══ Stored data
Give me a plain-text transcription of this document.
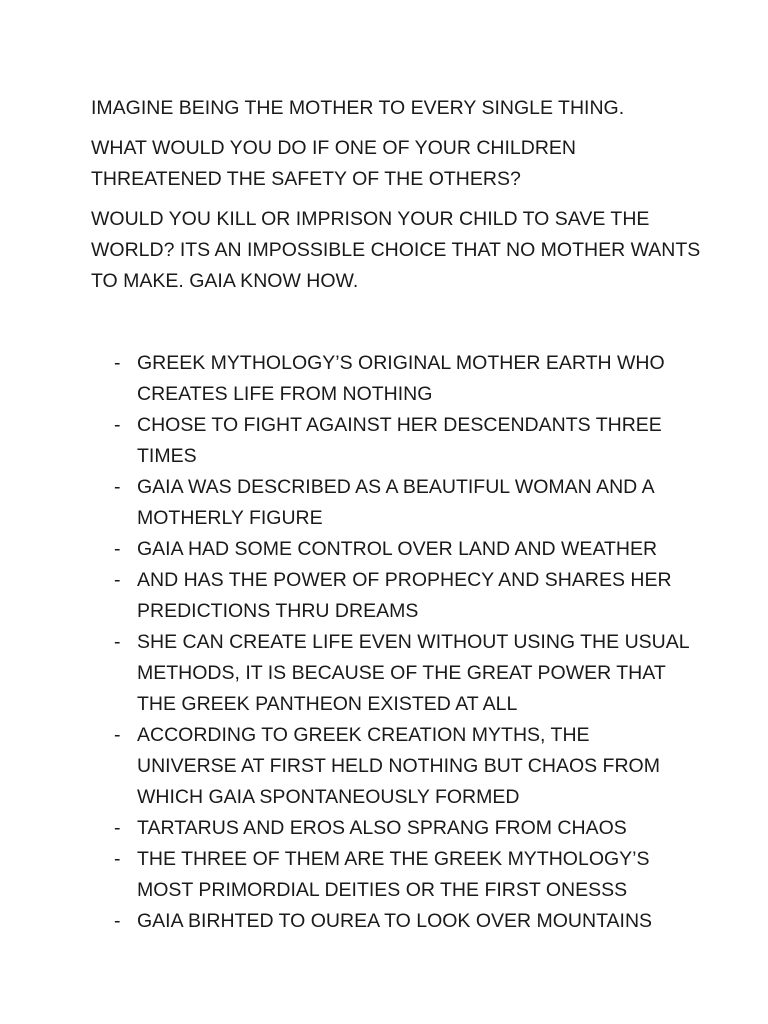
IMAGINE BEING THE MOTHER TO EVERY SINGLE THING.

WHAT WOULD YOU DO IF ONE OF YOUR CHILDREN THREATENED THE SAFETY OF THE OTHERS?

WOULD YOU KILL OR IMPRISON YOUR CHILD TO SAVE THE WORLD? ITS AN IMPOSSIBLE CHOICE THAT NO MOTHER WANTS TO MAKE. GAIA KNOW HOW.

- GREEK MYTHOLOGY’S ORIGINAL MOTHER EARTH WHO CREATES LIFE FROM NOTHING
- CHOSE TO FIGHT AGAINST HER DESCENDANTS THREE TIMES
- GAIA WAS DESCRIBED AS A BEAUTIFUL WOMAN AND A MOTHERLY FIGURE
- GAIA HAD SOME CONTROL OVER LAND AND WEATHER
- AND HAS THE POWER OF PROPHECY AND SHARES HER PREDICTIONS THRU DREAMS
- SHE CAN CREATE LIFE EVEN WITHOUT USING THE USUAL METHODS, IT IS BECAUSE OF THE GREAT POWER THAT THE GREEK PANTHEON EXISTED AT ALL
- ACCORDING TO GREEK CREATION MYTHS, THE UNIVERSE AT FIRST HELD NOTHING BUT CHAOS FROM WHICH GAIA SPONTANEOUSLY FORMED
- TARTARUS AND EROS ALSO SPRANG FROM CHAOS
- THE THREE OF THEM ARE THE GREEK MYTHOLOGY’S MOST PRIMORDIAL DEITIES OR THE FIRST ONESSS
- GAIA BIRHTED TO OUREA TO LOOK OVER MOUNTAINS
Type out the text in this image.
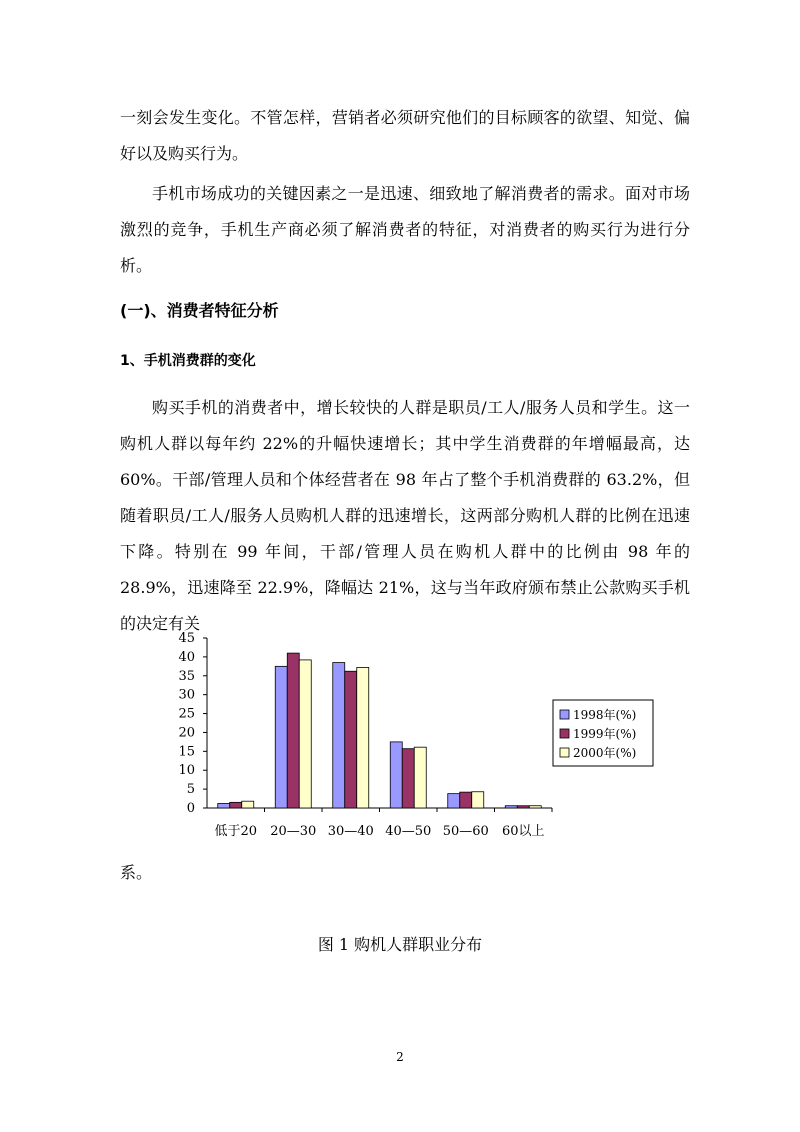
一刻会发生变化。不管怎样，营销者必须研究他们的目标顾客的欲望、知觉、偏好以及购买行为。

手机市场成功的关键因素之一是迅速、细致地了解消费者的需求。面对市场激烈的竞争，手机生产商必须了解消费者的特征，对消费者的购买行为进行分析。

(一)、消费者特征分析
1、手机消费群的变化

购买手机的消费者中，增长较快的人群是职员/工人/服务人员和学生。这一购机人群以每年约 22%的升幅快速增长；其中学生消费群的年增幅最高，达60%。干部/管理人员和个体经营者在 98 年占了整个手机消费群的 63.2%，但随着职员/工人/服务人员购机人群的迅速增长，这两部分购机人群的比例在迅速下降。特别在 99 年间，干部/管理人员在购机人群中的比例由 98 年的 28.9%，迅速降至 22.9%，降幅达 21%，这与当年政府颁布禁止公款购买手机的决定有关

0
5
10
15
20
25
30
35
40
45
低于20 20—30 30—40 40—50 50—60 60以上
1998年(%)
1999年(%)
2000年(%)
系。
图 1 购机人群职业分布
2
════
**What you are asked to do**
Collect every line above that contains the word "LIFE".

**Finished exercise**
- GREEK MYTHOLOGY’S ORIGINAL MOTHER EARTH WHO CREATES LIFE FROM NOTHING
- SHE CAN CREATE LIFE EVEN WITHOUT USING THE USUAL METHODS, IT IS BECAUSE OF THE GREAT POWER THAT THE GREEK PANTHEON EXISTED AT ALL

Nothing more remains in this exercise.